[Exercise brief]: Collect every line of the records below that contains the word "JSON".

[Material for the task]:
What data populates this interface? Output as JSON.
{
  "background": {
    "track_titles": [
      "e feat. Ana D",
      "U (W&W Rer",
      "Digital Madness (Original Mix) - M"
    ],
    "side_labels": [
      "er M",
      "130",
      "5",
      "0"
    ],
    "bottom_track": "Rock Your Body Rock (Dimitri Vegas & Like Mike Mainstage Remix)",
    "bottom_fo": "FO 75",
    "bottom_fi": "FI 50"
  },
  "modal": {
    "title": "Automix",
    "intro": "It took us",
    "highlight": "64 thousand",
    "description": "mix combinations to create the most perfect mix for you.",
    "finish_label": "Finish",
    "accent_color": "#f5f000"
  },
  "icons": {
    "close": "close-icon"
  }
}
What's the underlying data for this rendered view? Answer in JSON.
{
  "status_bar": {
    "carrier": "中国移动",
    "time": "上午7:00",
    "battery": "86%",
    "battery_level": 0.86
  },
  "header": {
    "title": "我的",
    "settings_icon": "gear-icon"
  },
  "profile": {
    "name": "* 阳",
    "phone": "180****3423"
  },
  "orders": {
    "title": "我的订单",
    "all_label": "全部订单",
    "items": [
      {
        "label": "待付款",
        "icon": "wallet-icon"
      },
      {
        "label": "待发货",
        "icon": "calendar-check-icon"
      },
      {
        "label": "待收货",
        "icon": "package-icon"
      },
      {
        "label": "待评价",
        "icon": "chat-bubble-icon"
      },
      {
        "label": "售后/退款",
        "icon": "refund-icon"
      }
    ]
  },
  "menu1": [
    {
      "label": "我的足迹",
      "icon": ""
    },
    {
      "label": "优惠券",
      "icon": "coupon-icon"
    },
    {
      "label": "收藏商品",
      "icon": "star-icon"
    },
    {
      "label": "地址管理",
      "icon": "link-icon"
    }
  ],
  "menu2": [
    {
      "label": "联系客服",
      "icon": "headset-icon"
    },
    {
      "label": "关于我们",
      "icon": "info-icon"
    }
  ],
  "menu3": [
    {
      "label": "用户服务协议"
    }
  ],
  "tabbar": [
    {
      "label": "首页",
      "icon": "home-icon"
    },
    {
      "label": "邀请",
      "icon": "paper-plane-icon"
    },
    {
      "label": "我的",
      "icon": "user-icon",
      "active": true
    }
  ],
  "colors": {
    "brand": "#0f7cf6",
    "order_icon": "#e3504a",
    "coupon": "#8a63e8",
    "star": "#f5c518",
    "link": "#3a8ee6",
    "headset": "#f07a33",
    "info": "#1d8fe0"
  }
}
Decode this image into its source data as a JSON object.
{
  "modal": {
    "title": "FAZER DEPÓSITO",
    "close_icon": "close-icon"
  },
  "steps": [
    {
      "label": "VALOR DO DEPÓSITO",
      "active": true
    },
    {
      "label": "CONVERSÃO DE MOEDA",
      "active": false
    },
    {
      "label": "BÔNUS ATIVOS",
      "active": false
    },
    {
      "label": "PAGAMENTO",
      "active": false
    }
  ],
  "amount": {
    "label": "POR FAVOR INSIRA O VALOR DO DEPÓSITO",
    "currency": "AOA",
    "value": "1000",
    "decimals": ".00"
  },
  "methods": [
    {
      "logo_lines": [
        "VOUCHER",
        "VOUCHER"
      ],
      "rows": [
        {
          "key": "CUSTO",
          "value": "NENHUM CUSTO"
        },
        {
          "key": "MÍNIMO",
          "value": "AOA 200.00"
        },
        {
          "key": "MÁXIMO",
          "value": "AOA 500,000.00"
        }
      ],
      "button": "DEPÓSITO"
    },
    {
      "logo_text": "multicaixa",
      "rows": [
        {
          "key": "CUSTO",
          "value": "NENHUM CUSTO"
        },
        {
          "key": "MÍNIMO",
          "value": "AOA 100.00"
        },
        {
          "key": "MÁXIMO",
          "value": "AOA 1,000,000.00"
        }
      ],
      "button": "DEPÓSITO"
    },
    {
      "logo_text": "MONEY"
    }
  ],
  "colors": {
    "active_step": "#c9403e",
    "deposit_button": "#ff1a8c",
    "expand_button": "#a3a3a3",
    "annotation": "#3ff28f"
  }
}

[Output below]:
What data populates this interface? Output as JSON.
What's the underlying data for this rendered view? Answer in JSON.
Decode this image into its source data as a JSON object.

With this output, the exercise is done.